**Figure collection entries:**
================
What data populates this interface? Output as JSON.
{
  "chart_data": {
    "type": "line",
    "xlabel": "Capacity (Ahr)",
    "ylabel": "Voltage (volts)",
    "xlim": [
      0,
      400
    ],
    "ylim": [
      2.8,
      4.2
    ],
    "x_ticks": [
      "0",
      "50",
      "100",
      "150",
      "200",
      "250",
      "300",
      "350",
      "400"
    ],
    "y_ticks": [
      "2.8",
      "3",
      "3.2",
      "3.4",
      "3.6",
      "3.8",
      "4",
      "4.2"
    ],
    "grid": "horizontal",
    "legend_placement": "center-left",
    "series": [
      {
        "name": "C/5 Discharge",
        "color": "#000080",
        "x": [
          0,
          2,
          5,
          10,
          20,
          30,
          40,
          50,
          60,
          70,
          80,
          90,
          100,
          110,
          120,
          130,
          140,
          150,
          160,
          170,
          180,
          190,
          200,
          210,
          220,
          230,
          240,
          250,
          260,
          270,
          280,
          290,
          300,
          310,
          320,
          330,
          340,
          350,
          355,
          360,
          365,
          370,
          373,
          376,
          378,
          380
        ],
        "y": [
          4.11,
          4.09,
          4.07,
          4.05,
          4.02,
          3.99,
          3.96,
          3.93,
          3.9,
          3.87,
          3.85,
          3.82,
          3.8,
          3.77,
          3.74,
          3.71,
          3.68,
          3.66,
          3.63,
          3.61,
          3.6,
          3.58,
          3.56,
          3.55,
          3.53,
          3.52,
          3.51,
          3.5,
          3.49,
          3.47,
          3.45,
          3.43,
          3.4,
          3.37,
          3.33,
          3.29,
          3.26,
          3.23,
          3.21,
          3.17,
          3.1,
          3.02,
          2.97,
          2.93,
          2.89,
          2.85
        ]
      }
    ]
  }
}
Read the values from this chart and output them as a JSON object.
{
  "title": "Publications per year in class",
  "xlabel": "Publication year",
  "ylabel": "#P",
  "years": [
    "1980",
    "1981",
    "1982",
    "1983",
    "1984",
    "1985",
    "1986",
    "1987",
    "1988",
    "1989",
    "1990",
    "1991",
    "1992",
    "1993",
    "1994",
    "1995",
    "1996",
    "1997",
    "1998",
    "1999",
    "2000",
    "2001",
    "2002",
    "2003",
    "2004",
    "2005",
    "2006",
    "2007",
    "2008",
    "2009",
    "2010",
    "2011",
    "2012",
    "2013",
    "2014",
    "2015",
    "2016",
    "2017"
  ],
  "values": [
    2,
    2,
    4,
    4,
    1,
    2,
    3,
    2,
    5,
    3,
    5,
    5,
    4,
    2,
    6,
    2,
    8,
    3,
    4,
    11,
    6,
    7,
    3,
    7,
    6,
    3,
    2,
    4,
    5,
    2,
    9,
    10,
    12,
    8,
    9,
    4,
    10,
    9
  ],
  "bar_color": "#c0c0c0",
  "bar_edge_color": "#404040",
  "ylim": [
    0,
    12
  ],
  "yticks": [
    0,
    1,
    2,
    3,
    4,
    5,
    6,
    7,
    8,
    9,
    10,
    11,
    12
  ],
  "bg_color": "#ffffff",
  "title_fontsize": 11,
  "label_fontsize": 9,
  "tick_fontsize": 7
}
================
**Objective:** Give nothing but the count of lines in the listing above that hold the string "this".

**Output below:** 2